* [CHALLENGE]: Print the listing in its entirety and exactly, leaving out images.

* [RECORDS TO PROCESS]:

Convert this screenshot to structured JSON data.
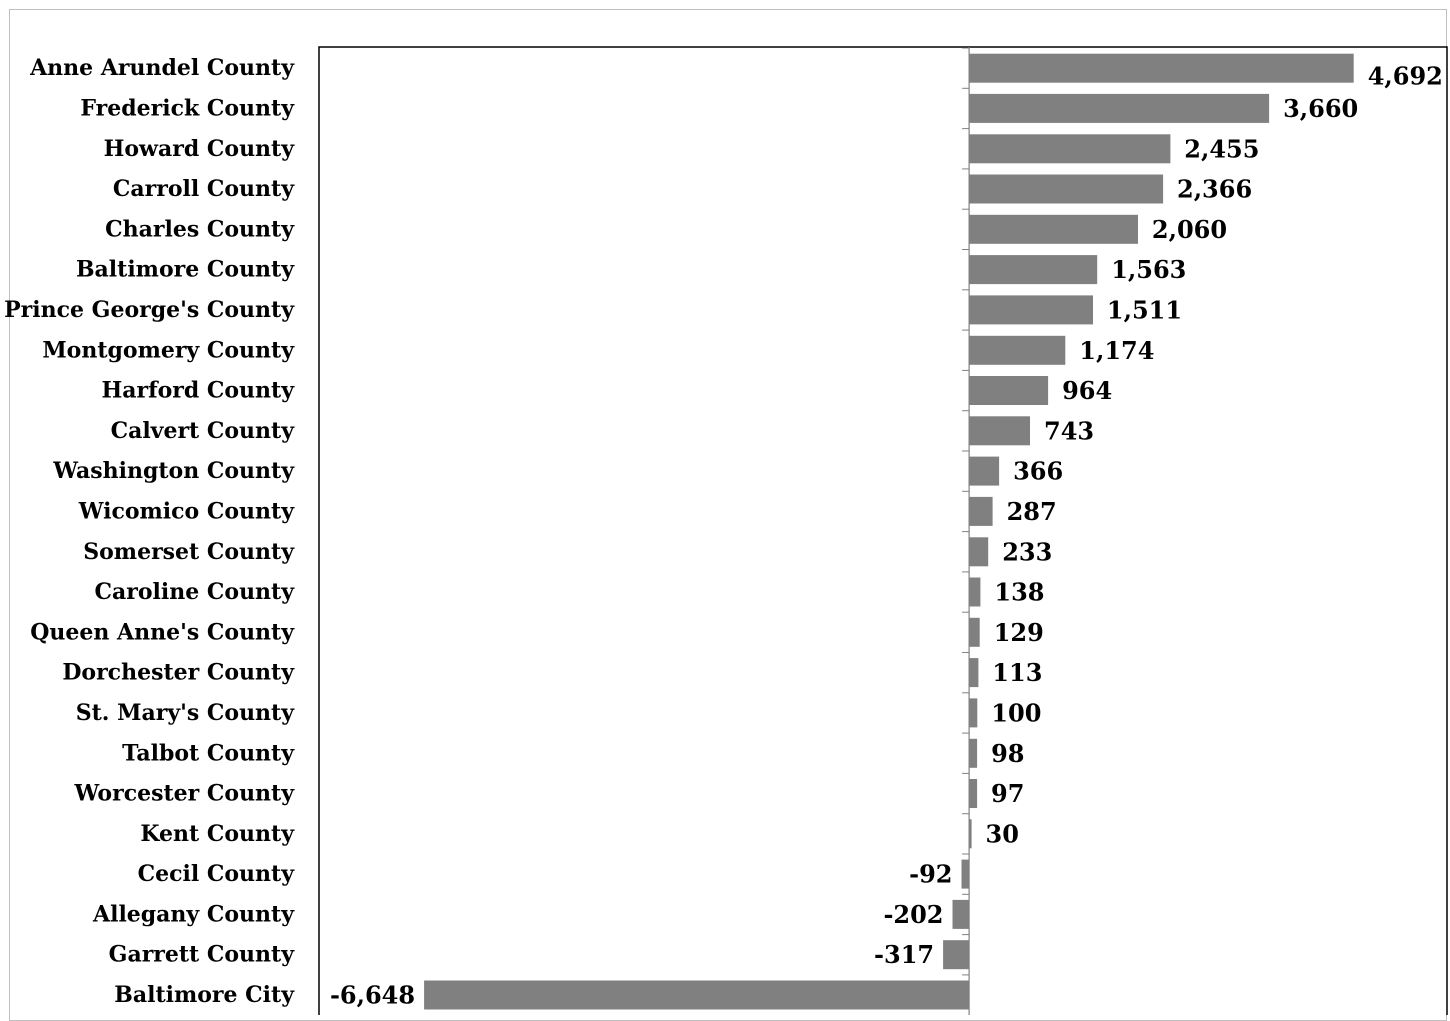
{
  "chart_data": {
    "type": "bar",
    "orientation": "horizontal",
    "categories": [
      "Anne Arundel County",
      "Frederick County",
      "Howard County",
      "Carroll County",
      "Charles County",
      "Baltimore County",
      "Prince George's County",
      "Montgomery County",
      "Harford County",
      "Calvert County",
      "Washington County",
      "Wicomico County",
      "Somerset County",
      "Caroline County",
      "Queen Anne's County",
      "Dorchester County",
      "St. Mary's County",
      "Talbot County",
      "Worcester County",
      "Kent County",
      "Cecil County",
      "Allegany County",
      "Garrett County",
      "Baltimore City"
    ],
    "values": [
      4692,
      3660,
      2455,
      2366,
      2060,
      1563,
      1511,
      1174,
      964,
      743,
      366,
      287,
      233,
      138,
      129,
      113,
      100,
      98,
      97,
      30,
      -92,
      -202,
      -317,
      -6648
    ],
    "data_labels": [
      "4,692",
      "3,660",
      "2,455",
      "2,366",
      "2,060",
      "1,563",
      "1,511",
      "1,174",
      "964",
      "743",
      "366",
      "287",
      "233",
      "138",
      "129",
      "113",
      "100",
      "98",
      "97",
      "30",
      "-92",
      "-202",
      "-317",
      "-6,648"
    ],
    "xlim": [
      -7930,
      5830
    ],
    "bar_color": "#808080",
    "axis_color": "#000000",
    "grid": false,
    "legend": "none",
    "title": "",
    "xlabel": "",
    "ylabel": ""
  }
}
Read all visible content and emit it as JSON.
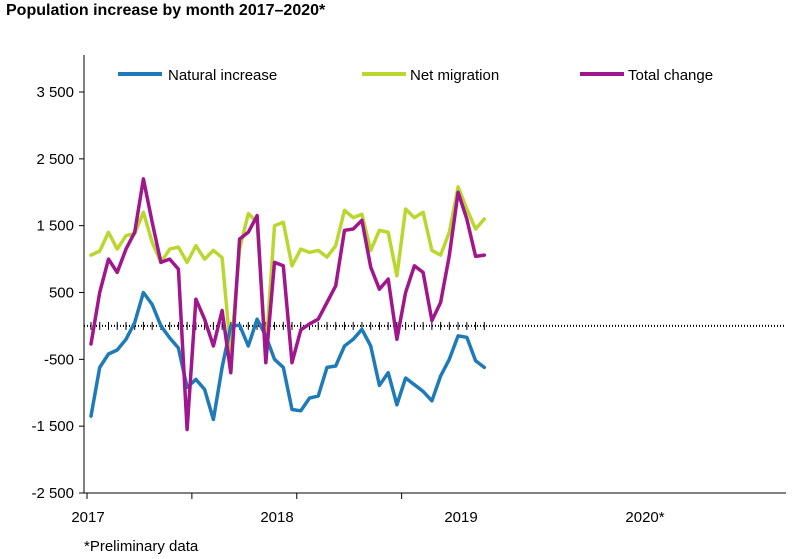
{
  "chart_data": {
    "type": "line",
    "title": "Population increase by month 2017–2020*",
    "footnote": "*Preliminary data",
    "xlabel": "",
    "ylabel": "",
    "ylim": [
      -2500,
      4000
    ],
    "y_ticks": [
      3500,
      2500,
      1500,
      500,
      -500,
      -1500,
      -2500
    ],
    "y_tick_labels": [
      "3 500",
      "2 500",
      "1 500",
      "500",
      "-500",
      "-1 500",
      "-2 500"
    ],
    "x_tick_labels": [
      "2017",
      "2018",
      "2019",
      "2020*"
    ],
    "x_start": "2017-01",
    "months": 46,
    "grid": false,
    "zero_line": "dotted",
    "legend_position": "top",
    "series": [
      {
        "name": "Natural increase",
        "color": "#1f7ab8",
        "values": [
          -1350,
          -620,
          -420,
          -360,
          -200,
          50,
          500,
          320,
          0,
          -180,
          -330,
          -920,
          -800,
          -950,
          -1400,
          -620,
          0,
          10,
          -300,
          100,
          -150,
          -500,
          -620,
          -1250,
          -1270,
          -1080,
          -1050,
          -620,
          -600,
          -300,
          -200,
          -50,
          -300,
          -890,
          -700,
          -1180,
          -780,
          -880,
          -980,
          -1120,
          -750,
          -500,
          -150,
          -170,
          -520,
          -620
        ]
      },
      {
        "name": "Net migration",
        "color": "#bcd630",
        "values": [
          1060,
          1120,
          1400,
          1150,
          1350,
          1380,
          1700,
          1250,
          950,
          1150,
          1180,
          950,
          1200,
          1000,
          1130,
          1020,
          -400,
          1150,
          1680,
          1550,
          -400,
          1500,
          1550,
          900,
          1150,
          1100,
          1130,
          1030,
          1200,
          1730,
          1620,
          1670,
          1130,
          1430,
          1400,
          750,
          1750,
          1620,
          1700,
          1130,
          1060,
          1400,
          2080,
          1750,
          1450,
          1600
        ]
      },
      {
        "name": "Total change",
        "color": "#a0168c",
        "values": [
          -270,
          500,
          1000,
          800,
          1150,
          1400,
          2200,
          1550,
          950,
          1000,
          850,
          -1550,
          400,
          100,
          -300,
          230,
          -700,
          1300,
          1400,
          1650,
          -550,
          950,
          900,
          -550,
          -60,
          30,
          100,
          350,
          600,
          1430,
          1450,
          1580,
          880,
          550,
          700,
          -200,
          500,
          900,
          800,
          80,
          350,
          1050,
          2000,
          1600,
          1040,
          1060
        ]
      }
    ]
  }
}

* [RESULT OF THIS EXERCISE]:
Convert this screenshot to structured JSON data.
{
  "chart_data": {
    "type": "bar",
    "orientation": "horizontal",
    "categories": [
      "Anne Arundel County",
      "Frederick County",
      "Howard County",
      "Carroll County",
      "Charles County",
      "Baltimore County",
      "Prince George's County",
      "Montgomery County",
      "Harford County",
      "Calvert County",
      "Washington County",
      "Wicomico County",
      "Somerset County",
      "Caroline County",
      "Queen Anne's County",
      "Dorchester County",
      "St. Mary's County",
      "Talbot County",
      "Worcester County",
      "Kent County",
      "Cecil County",
      "Allegany County",
      "Garrett County",
      "Baltimore City"
    ],
    "values": [
      4692,
      3660,
      2455,
      2366,
      2060,
      1563,
      1511,
      1174,
      964,
      743,
      366,
      287,
      233,
      138,
      129,
      113,
      100,
      98,
      97,
      30,
      -92,
      -202,
      -317,
      -6648
    ],
    "data_labels": [
      "4,692",
      "3,660",
      "2,455",
      "2,366",
      "2,060",
      "1,563",
      "1,511",
      "1,174",
      "964",
      "743",
      "366",
      "287",
      "233",
      "138",
      "129",
      "113",
      "100",
      "98",
      "97",
      "30",
      "-92",
      "-202",
      "-317",
      "-6,648"
    ],
    "xlim": [
      -7930,
      5830
    ],
    "bar_color": "#808080",
    "axis_color": "#000000",
    "grid": false,
    "legend": "none",
    "title": "",
    "xlabel": "",
    "ylabel": ""
  }
}
Read all visible content and emit it as JSON.
{
  "chart_data": {
    "type": "line",
    "title": "Population increase by month 2017–2020*",
    "footnote": "*Preliminary data",
    "xlabel": "",
    "ylabel": "",
    "ylim": [
      -2500,
      4000
    ],
    "y_ticks": [
      3500,
      2500,
      1500,
      500,
      -500,
      -1500,
      -2500
    ],
    "y_tick_labels": [
      "3 500",
      "2 500",
      "1 500",
      "500",
      "-500",
      "-1 500",
      "-2 500"
    ],
    "x_tick_labels": [
      "2017",
      "2018",
      "2019",
      "2020*"
    ],
    "x_start": "2017-01",
    "months": 46,
    "grid": false,
    "zero_line": "dotted",
    "legend_position": "top",
    "series": [
      {
        "name": "Natural increase",
        "color": "#1f7ab8",
        "values": [
          -1350,
          -620,
          -420,
          -360,
          -200,
          50,
          500,
          320,
          0,
          -180,
          -330,
          -920,
          -800,
          -950,
          -1400,
          -620,
          0,
          10,
          -300,
          100,
          -150,
          -500,
          -620,
          -1250,
          -1270,
          -1080,
          -1050,
          -620,
          -600,
          -300,
          -200,
          -50,
          -300,
          -890,
          -700,
          -1180,
          -780,
          -880,
          -980,
          -1120,
          -750,
          -500,
          -150,
          -170,
          -520,
          -620
        ]
      },
      {
        "name": "Net migration",
        "color": "#bcd630",
        "values": [
          1060,
          1120,
          1400,
          1150,
          1350,
          1380,
          1700,
          1250,
          950,
          1150,
          1180,
          950,
          1200,
          1000,
          1130,
          1020,
          -400,
          1150,
          1680,
          1550,
          -400,
          1500,
          1550,
          900,
          1150,
          1100,
          1130,
          1030,
          1200,
          1730,
          1620,
          1670,
          1130,
          1430,
          1400,
          750,
          1750,
          1620,
          1700,
          1130,
          1060,
          1400,
          2080,
          1750,
          1450,
          1600
        ]
      },
      {
        "name": "Total change",
        "color": "#a0168c",
        "values": [
          -270,
          500,
          1000,
          800,
          1150,
          1400,
          2200,
          1550,
          950,
          1000,
          850,
          -1550,
          400,
          100,
          -300,
          230,
          -700,
          1300,
          1400,
          1650,
          -550,
          950,
          900,
          -550,
          -60,
          30,
          100,
          350,
          600,
          1430,
          1450,
          1580,
          880,
          550,
          700,
          -200,
          500,
          900,
          800,
          80,
          350,
          1050,
          2000,
          1600,
          1040,
          1060
        ]
      }
    ]
  }
}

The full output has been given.